Instruction:
Identify the lines that contain the word "text", then copy them.

Record extracts:

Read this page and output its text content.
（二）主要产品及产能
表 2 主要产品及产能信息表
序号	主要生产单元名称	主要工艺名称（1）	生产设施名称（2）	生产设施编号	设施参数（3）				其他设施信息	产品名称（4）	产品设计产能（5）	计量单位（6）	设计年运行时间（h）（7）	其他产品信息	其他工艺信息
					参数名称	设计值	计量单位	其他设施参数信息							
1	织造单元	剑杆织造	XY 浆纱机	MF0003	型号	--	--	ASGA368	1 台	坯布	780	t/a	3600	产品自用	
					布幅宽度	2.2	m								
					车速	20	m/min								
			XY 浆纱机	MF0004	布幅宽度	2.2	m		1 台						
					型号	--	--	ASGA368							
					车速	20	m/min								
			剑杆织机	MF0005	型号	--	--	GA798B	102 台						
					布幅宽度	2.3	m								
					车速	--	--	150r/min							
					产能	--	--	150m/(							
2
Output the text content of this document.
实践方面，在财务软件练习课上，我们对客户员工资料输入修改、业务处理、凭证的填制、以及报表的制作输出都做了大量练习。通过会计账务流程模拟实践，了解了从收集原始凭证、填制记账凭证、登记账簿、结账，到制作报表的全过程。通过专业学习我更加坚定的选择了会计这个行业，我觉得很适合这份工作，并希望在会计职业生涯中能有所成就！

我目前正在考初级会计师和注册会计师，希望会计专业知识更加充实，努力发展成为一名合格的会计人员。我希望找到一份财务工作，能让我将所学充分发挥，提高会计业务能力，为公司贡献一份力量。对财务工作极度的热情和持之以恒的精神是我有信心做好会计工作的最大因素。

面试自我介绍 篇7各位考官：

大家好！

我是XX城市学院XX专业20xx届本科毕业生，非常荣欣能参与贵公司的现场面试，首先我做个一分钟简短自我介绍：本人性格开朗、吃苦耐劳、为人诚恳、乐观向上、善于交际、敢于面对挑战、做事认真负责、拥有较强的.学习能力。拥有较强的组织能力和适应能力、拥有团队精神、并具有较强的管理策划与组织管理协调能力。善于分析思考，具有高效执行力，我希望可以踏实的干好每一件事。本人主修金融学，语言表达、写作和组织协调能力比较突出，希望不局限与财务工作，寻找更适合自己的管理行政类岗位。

Solution for this exercise:
Read this page and output its text content.
Output the text content of this document.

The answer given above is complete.